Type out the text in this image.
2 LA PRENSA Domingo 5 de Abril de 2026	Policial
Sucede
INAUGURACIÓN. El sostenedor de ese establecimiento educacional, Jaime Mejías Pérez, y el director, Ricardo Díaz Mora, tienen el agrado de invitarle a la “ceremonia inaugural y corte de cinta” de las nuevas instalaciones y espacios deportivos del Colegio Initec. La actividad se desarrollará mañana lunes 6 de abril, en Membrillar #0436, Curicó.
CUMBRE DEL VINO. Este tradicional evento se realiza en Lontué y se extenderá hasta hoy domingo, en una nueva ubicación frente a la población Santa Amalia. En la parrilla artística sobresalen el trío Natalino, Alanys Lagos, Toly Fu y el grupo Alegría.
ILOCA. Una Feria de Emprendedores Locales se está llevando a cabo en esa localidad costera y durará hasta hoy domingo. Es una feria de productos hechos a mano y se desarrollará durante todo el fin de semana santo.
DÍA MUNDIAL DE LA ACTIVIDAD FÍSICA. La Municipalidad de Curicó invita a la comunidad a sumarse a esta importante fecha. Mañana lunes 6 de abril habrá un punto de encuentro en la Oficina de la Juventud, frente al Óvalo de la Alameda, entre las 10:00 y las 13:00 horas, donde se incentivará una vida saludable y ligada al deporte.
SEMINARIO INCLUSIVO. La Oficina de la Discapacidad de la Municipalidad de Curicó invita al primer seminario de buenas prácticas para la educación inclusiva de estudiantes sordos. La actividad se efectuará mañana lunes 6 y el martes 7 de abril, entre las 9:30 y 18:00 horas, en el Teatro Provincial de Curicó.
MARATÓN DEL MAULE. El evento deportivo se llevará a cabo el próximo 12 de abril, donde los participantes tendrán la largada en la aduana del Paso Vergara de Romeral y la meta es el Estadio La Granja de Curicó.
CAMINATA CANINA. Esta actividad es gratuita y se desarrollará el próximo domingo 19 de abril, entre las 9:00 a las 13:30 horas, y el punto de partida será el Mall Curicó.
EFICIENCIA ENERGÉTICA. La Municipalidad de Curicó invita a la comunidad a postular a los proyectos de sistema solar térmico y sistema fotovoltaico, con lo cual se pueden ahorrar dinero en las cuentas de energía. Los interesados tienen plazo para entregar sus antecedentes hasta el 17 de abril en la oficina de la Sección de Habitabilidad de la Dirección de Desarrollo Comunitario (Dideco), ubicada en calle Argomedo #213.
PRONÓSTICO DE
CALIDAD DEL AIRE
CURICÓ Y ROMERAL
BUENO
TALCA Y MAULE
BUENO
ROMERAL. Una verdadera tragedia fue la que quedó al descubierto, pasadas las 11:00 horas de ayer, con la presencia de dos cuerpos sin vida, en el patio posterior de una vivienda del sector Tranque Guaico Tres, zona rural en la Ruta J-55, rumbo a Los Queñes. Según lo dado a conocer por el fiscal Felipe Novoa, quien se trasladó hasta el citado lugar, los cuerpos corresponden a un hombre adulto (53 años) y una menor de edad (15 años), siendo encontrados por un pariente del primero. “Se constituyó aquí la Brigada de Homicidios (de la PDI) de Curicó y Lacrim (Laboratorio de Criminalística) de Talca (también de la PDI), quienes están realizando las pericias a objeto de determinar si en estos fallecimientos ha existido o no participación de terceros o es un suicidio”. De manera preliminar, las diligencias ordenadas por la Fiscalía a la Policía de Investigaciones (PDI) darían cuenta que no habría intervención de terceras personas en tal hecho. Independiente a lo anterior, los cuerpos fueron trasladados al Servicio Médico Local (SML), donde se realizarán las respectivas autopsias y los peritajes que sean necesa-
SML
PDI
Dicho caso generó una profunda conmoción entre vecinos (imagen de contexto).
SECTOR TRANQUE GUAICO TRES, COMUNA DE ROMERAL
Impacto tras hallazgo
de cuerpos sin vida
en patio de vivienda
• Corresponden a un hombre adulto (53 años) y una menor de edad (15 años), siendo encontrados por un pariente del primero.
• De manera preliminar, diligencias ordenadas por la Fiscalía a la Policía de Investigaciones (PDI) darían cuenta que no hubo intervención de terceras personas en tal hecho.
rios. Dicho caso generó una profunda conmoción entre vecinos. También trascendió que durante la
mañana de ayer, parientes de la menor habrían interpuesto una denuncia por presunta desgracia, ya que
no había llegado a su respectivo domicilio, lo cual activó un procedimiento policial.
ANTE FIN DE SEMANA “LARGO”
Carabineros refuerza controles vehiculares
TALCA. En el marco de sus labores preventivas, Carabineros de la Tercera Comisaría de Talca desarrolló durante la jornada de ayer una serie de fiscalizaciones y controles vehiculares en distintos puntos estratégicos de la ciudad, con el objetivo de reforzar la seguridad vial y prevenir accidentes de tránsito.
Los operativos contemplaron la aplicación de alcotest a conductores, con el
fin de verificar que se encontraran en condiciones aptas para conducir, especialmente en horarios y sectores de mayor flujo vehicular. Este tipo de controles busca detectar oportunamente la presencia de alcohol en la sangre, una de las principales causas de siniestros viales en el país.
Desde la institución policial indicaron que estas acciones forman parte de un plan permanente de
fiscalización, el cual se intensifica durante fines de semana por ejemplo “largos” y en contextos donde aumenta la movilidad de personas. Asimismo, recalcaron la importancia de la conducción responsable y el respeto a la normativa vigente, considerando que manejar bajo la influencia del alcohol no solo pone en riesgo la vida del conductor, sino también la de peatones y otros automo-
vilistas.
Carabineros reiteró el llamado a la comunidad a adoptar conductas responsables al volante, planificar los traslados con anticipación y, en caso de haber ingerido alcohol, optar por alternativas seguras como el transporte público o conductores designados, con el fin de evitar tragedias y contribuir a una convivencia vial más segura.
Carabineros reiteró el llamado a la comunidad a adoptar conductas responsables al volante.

To be done: Transcribe the full listing above without leaving anything out.

The reply:
Type out the text in this image.
2 LA PRENSA Domingo 5 de Abril de 2026	Policial
Sucede
INAUGURACIÓN. El sostenedor de ese establecimiento educacional, Jaime Mejías Pérez, y el director, Ricardo Díaz Mora, tienen el agrado de invitarle a la “ceremonia inaugural y corte de cinta” de las nuevas instalaciones y espacios deportivos del Colegio Initec. La actividad se desarrollará mañana lunes 6 de abril, en Membrillar #0436, Curicó.
CUMBRE DEL VINO. Este tradicional evento se realiza en Lontué y se extenderá hasta hoy domingo, en una nueva ubicación frente a la población Santa Amalia. En la parrilla artística sobresalen el trío Natalino, Alanys Lagos, Toly Fu y el grupo Alegría.
ILOCA. Una Feria de Emprendedores Locales se está llevando a cabo en esa localidad costera y durará hasta hoy domingo. Es una feria de productos hechos a mano y se desarrollará durante todo el fin de semana santo.
DÍA MUNDIAL DE LA ACTIVIDAD FÍSICA. La Municipalidad de Curicó invita a la comunidad a sumarse a esta importante fecha. Mañana lunes 6 de abril habrá un punto de encuentro en la Oficina de la Juventud, frente al Óvalo de la Alameda, entre las 10:00 y las 13:00 horas, donde se incentivará una vida saludable y ligada al deporte.
SEMINARIO INCLUSIVO. La Oficina de la Discapacidad de la Municipalidad de Curicó invita al primer seminario de buenas prácticas para la educación inclusiva de estudiantes sordos. La actividad se efectuará mañana lunes 6 y el martes 7 de abril, entre las 9:30 y 18:00 horas, en el Teatro Provincial de Curicó.
MARATÓN DEL MAULE. El evento deportivo se llevará a cabo el próximo 12 de abril, donde los participantes tendrán la largada en la aduana del Paso Vergara de Romeral y la meta es el Estadio La Granja de Curicó.
CAMINATA CANINA. Esta actividad es gratuita y se desarrollará el próximo domingo 19 de abril, entre las 9:00 a las 13:30 horas, y el punto de partida será el Mall Curicó.
EFICIENCIA ENERGÉTICA. La Municipalidad de Curicó invita a la comunidad a postular a los proyectos de sistema solar térmico y sistema fotovoltaico, con lo cual se pueden ahorrar dinero en las cuentas de energía. Los interesados tienen plazo para entregar sus antecedentes hasta el 17 de abril en la oficina de la Sección de Habitabilidad de la Dirección de Desarrollo Comunitario (Dideco), ubicada en calle Argomedo #213.
PRONÓSTICO DE
CALIDAD DEL AIRE
CURICÓ Y ROMERAL
BUENO
TALCA Y MAULE
BUENO
ROMERAL. Una verdadera tragedia fue la que quedó al descubierto, pasadas las 11:00 horas de ayer, con la presencia de dos cuerpos sin vida, en el patio posterior de una vivienda del sector Tranque Guaico Tres, zona rural en la Ruta J-55, rumbo a Los Queñes. Según lo dado a conocer por el fiscal Felipe Novoa, quien se trasladó hasta el citado lugar, los cuerpos corresponden a un hombre adulto (53 años) y una menor de edad (15 años), siendo encontrados por un pariente del primero. “Se constituyó aquí la Brigada de Homicidios (de la PDI) de Curicó y Lacrim (Laboratorio de Criminalística) de Talca (también de la PDI), quienes están realizando las pericias a objeto de determinar si en estos fallecimientos ha existido o no participación de terceros o es un suicidio”. De manera preliminar, las diligencias ordenadas por la Fiscalía a la Policía de Investigaciones (PDI) darían cuenta que no habría intervención de terceras personas en tal hecho. Independiente a lo anterior, los cuerpos fueron trasladados al Servicio Médico Local (SML), donde se realizarán las respectivas autopsias y los peritajes que sean necesa-
SML
PDI
Dicho caso generó una profunda conmoción entre vecinos (imagen de contexto).
SECTOR TRANQUE GUAICO TRES, COMUNA DE ROMERAL
Impacto tras hallazgo
de cuerpos sin vida
en patio de vivienda
• Corresponden a un hombre adulto (53 años) y una menor de edad (15 años), siendo encontrados por un pariente del primero.
• De manera preliminar, diligencias ordenadas por la Fiscalía a la Policía de Investigaciones (PDI) darían cuenta que no hubo intervención de terceras personas en tal hecho.
rios. Dicho caso generó una profunda conmoción entre vecinos. También trascendió que durante la
mañana de ayer, parientes de la menor habrían interpuesto una denuncia por presunta desgracia, ya que
no había llegado a su respectivo domicilio, lo cual activó un procedimiento policial.
ANTE FIN DE SEMANA “LARGO”
Carabineros refuerza controles vehiculares
TALCA. En el marco de sus labores preventivas, Carabineros de la Tercera Comisaría de Talca desarrolló durante la jornada de ayer una serie de fiscalizaciones y controles vehiculares en distintos puntos estratégicos de la ciudad, con el objetivo de reforzar la seguridad vial y prevenir accidentes de tránsito.
Los operativos contemplaron la aplicación de alcotest a conductores, con el
fin de verificar que se encontraran en condiciones aptas para conducir, especialmente en horarios y sectores de mayor flujo vehicular. Este tipo de controles busca detectar oportunamente la presencia de alcohol en la sangre, una de las principales causas de siniestros viales en el país.
Desde la institución policial indicaron que estas acciones forman parte de un plan permanente de
fiscalización, el cual se intensifica durante fines de semana por ejemplo “largos” y en contextos donde aumenta la movilidad de personas. Asimismo, recalcaron la importancia de la conducción responsable y el respeto a la normativa vigente, considerando que manejar bajo la influencia del alcohol no solo pone en riesgo la vida del conductor, sino también la de peatones y otros automo-
vilistas.
Carabineros reiteró el llamado a la comunidad a adoptar conductas responsables al volante, planificar los traslados con anticipación y, en caso de haber ingerido alcohol, optar por alternativas seguras como el transporte público o conductores designados, con el fin de evitar tragedias y contribuir a una convivencia vial más segura.
Carabineros reiteró el llamado a la comunidad a adoptar conductas responsables al volante.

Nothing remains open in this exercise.